La maggior parte delle donne ad alto o medio rischio scelgono lo screening prentale non invasivo come test secondario per la trisomia 21. Lo rivela uno studio pubblicato online su An International Journal of Obstetrics and Gynaecology. Secondo gli autori, il test del DNA fetale sarebbe usato da gran parte delle donne cinesi per verificare i dati del primo test.
Il dottor Yvonne Kwun Yue Cheng dell’Università di Hong Kong ha seguito un gruppo di donne che si erano sottoposte ai test prenatali. Le donne coinvolte erano state considerate ad alto o medio rischio. Tutte avevano effettuato un test genetico per le trisomie 13, 18 e 21 e per tutte i risultati erano stati positivi.
La procedura standard prevede che un eventuale esito positivo del test genetico sia seguito da un test di conferma. Oltre l’amniocentesi, le opzioni comprendevano anche un test del DNA fetale, preciso e del tutto non invasivo. Le donne erano libere anche di rifiutare ulteriori test.
Delle 347 donne ad alto rischio, il 99% ha scelto di eseguire un ulteriore test di screening prenatale. Di queste 216 (62,2%) hanno scelto il test del DNA fetale. Tra le 614 partecipanti a medio rischio, invece, ben 507 (82,6%) hanno scelto il test del DNA fetale. Tra le 34 donne che avevano eseguito la translucenza nucale, il 21% ha scelto lo screening prenatale non invasivo come secondo test.
In un contesto in cui i tempi di risposta e i costi erano simili, gran parte delle donne ha scelto il test di screening prenatale non invasivo. Ciononostante, secondo i medici la combinazione migliore rimane un test del DNA fetale seguito da una eventuale amniocentesi.

=======

§ OBIETTIVO DELL'ESERCIZIO
Nell'articolo sullo screening prenatale, quante delle 614 partecipanti a medio rischio hanno scelto il test del DNA fetale? Le voci della raccolta sono materiale a sé, indipendente da questo articolo.

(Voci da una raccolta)
=======

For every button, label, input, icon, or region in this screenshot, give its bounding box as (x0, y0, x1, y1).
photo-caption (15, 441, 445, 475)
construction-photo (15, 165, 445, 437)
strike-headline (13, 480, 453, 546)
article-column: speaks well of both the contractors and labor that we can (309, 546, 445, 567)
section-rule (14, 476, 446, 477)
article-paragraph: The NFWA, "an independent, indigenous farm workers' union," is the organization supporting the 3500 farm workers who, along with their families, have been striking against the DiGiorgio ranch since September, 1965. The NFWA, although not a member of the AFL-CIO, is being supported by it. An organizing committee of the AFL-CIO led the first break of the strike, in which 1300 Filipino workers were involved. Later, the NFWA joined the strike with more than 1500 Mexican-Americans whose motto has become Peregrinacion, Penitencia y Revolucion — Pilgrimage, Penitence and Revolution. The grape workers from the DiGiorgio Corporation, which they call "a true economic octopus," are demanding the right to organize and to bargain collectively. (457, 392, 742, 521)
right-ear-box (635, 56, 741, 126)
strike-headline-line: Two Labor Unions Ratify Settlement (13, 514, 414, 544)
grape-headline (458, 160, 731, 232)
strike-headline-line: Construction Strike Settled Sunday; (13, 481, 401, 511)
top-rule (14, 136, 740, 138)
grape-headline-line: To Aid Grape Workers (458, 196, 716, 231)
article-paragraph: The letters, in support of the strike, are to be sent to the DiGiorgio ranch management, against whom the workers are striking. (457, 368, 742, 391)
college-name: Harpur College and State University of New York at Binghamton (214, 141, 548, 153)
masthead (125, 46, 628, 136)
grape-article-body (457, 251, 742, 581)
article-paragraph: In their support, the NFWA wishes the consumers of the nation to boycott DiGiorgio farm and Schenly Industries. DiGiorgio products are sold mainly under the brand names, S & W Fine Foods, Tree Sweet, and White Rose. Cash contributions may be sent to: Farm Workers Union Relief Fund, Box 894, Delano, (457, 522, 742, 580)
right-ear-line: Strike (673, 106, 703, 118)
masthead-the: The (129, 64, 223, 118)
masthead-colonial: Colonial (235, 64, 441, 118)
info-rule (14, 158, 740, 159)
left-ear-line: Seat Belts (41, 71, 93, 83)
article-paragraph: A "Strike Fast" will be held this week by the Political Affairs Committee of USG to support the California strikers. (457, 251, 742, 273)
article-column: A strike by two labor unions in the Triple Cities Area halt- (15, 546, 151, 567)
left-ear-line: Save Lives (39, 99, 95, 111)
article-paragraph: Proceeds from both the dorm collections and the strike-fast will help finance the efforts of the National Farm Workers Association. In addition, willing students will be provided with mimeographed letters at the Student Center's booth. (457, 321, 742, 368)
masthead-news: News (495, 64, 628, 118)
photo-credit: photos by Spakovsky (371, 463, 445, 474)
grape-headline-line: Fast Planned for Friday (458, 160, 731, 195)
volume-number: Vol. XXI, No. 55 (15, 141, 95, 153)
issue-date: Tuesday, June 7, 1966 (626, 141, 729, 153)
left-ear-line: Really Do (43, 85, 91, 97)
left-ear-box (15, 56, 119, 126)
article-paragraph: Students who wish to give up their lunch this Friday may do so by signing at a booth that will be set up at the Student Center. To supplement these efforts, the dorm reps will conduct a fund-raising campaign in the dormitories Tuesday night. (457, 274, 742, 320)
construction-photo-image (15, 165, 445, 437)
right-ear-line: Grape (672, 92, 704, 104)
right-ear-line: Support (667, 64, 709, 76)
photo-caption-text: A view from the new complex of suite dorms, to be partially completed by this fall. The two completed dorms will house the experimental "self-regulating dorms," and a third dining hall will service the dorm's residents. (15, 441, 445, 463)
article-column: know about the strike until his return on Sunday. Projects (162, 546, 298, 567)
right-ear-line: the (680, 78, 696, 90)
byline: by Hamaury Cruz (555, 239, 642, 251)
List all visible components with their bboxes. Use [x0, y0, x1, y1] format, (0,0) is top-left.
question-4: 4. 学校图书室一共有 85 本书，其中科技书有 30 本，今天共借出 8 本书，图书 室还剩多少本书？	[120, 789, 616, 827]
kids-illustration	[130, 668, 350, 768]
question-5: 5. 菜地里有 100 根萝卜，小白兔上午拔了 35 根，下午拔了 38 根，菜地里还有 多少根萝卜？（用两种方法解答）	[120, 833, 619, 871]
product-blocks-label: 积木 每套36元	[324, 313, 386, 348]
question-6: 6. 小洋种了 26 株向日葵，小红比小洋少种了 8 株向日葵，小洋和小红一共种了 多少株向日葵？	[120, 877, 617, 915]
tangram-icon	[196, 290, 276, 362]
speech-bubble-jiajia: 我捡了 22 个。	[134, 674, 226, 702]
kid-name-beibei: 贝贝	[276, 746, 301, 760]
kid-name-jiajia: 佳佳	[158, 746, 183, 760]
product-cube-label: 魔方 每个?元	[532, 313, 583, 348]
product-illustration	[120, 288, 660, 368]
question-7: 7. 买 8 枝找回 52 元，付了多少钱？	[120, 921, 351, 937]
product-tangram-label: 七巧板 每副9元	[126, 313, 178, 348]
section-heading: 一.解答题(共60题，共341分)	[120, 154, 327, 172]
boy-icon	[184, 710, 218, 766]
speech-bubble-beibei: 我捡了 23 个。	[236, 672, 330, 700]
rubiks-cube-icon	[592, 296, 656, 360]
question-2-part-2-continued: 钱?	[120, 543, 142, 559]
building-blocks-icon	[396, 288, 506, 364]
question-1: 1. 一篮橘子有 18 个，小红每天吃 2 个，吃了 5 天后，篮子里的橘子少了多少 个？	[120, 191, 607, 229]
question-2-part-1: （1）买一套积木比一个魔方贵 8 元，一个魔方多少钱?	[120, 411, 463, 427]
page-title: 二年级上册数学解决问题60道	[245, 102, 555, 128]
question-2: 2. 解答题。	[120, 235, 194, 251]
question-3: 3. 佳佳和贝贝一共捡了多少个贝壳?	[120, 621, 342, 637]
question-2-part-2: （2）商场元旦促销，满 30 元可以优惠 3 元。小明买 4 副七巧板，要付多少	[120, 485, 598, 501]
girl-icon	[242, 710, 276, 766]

=======

§ SPAZIO RISPOSTA
507 donne, cioè l'82,6%.